◆ Problem requirements: Count the lines below that contain "this". Give only the number.

━━━ Data section ━━━

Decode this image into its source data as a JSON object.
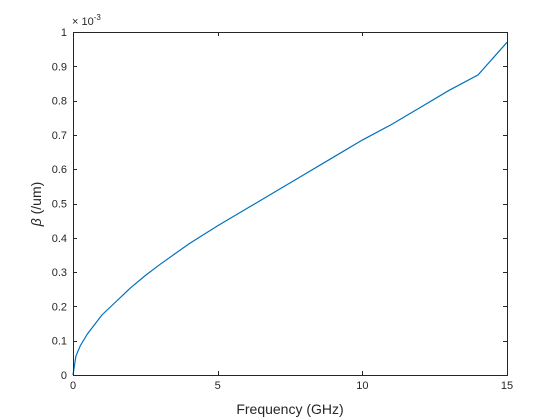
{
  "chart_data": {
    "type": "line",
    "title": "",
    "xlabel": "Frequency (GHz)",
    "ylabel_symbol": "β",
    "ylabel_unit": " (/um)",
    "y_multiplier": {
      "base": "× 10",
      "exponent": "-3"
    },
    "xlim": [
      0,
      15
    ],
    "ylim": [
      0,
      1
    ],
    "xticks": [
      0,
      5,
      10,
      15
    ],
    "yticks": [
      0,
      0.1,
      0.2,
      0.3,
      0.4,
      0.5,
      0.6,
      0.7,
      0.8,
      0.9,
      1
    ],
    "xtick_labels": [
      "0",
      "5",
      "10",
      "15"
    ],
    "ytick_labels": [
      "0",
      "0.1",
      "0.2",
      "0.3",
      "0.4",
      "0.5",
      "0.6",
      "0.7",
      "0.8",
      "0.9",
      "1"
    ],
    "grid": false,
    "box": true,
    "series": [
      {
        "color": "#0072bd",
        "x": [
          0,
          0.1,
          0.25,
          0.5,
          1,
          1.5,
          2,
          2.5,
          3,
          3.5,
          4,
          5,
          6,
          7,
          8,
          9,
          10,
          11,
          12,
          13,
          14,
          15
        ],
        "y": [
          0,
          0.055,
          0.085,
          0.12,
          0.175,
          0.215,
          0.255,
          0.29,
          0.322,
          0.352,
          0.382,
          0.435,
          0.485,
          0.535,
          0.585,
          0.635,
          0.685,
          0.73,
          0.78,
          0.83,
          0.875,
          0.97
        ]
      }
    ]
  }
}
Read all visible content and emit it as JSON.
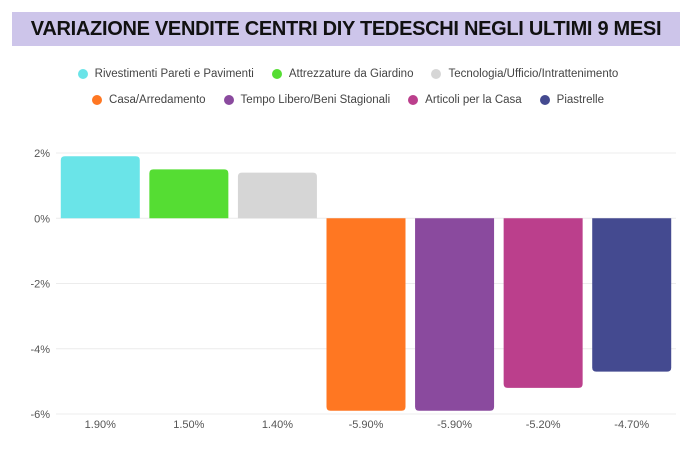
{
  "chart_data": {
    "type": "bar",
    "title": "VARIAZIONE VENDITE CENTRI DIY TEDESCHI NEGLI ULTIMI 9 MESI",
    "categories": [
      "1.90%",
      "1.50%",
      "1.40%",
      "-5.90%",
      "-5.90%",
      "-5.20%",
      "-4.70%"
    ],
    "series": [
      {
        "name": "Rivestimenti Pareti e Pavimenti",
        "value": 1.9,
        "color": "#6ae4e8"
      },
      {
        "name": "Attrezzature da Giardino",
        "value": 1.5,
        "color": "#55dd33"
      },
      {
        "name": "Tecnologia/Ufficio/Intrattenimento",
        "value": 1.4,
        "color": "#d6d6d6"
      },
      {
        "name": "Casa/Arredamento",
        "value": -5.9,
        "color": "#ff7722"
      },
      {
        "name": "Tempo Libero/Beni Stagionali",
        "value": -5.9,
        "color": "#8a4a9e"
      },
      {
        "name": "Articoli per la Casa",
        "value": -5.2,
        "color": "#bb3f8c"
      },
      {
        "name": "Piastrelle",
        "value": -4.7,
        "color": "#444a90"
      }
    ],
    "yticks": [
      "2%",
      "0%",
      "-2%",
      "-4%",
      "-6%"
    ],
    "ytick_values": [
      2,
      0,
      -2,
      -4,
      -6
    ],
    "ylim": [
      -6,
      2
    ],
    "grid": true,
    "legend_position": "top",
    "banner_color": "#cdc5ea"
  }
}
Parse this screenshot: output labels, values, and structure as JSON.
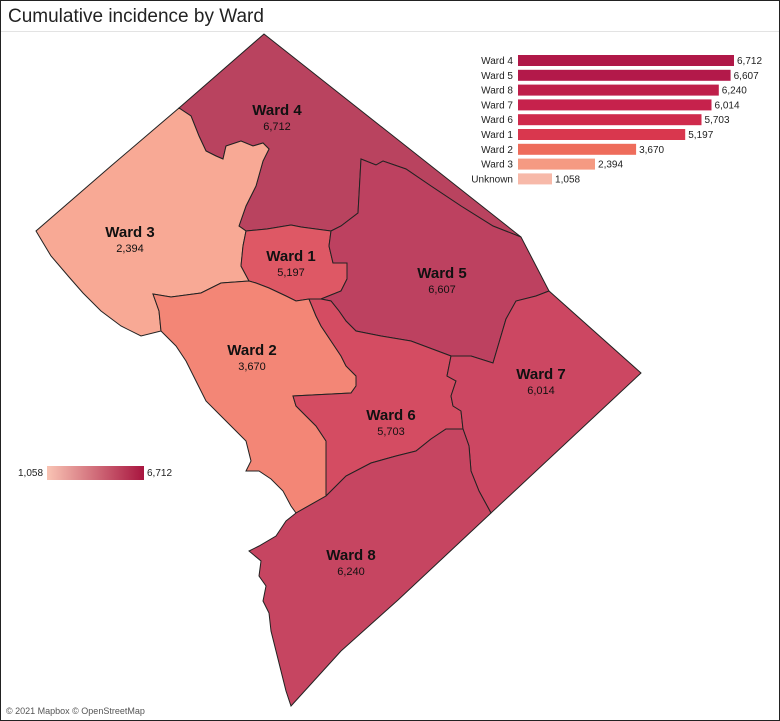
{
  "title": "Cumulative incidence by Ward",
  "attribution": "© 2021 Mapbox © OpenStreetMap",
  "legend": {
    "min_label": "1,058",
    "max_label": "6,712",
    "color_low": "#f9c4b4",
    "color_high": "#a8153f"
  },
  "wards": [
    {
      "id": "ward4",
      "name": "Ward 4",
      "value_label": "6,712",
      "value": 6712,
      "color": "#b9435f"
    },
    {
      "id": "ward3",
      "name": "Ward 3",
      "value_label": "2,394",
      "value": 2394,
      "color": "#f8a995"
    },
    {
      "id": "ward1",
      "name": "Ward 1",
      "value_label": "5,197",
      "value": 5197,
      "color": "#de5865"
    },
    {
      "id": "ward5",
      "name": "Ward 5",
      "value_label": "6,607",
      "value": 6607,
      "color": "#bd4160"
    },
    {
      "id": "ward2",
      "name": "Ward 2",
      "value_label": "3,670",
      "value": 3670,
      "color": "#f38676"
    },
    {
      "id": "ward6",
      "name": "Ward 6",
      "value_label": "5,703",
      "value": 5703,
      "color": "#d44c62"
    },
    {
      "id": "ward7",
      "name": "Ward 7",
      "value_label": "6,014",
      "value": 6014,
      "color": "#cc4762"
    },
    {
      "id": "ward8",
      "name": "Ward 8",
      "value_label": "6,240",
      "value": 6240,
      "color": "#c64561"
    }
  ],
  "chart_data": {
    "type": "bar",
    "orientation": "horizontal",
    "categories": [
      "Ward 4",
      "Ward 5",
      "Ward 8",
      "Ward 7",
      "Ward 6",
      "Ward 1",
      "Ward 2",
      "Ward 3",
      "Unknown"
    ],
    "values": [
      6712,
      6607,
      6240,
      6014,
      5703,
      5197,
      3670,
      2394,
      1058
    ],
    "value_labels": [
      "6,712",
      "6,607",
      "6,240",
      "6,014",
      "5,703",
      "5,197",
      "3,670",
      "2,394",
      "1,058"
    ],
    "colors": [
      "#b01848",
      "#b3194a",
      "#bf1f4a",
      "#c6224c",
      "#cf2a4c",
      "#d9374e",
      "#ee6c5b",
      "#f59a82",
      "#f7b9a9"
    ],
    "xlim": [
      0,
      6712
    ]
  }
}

━━━

◆ Correct result: 2